YOUR INSTRUCTIONS: Copy all the entries below exactly, but not the pictures.

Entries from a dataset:
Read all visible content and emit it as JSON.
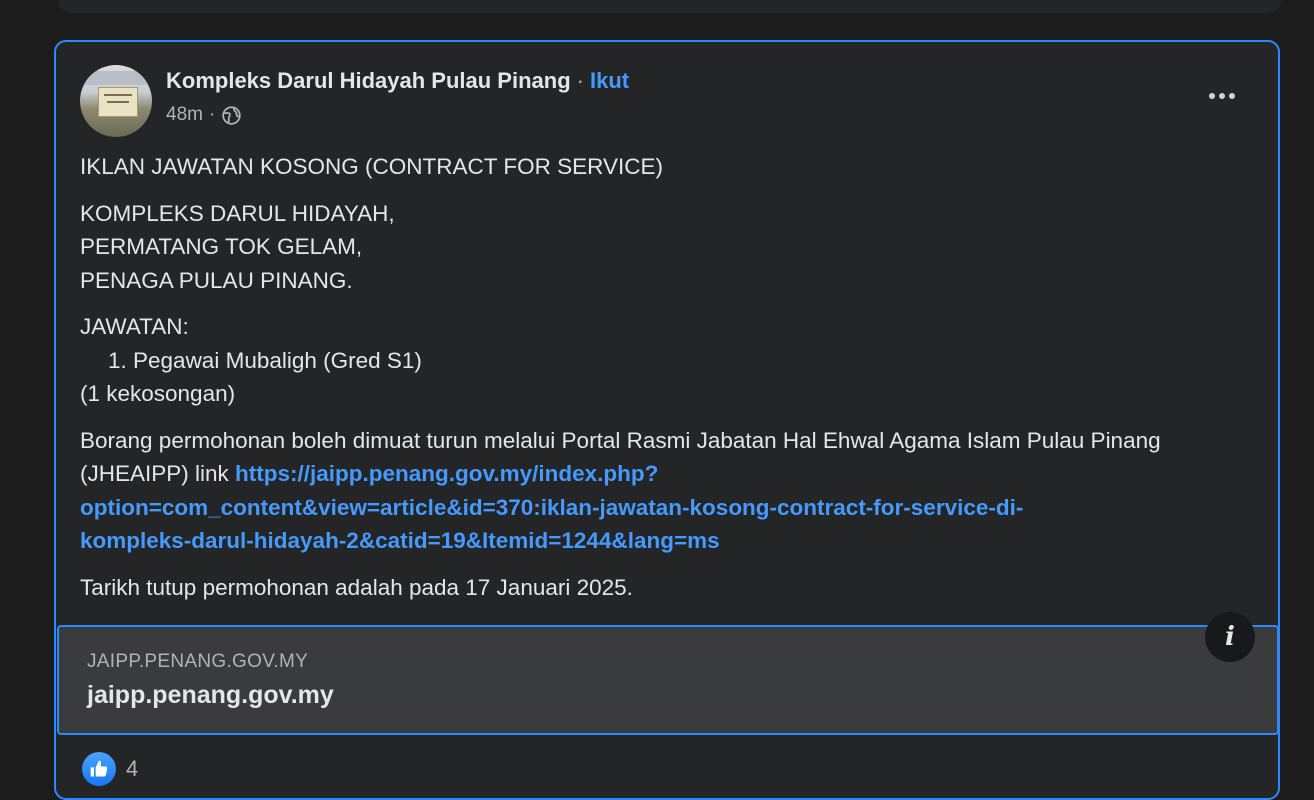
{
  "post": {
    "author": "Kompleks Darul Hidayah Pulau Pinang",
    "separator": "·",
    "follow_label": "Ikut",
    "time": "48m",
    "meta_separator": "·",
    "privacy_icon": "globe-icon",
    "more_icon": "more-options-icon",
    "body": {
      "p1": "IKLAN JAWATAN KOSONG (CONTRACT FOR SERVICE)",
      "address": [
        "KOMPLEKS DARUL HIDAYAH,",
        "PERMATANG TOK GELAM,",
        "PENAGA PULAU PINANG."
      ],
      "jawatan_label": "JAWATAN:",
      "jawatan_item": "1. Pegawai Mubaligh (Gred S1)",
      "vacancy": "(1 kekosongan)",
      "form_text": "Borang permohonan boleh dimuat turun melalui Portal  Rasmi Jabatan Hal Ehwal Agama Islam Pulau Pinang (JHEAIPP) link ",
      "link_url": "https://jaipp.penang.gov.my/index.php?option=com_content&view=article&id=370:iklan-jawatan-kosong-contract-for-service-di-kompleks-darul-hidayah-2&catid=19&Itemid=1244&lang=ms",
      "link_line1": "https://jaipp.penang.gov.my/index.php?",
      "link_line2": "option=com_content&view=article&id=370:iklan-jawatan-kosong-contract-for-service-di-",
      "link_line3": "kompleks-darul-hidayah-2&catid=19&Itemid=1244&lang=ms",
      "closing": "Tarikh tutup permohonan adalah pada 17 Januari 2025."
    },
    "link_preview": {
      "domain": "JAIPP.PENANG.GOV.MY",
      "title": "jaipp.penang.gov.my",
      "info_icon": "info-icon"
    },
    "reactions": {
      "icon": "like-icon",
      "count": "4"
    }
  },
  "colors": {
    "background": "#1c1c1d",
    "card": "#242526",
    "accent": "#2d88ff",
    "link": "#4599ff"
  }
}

RESULT:
Read all visible content and emit it as JSON.
{
  "post": {
    "author": "Kompleks Darul Hidayah Pulau Pinang",
    "separator": "·",
    "follow_label": "Ikut",
    "time": "48m",
    "meta_separator": "·",
    "privacy_icon": "globe-icon",
    "more_icon": "more-options-icon",
    "body": {
      "p1": "IKLAN JAWATAN KOSONG (CONTRACT FOR SERVICE)",
      "address": [
        "KOMPLEKS DARUL HIDAYAH,",
        "PERMATANG TOK GELAM,",
        "PENAGA PULAU PINANG."
      ],
      "jawatan_label": "JAWATAN:",
      "jawatan_item": "1. Pegawai Mubaligh (Gred S1)",
      "vacancy": "(1 kekosongan)",
      "form_text": "Borang permohonan boleh dimuat turun melalui Portal  Rasmi Jabatan Hal Ehwal Agama Islam Pulau Pinang (JHEAIPP) link ",
      "link_url": "https://jaipp.penang.gov.my/index.php?option=com_content&view=article&id=370:iklan-jawatan-kosong-contract-for-service-di-kompleks-darul-hidayah-2&catid=19&Itemid=1244&lang=ms",
      "link_line1": "https://jaipp.penang.gov.my/index.php?",
      "link_line2": "option=com_content&view=article&id=370:iklan-jawatan-kosong-contract-for-service-di-",
      "link_line3": "kompleks-darul-hidayah-2&catid=19&Itemid=1244&lang=ms",
      "closing": "Tarikh tutup permohonan adalah pada 17 Januari 2025."
    },
    "link_preview": {
      "domain": "JAIPP.PENANG.GOV.MY",
      "title": "jaipp.penang.gov.my",
      "info_icon": "info-icon"
    },
    "reactions": {
      "icon": "like-icon",
      "count": "4"
    }
  },
  "colors": {
    "background": "#1c1c1d",
    "card": "#242526",
    "accent": "#2d88ff",
    "link": "#4599ff"
  }
}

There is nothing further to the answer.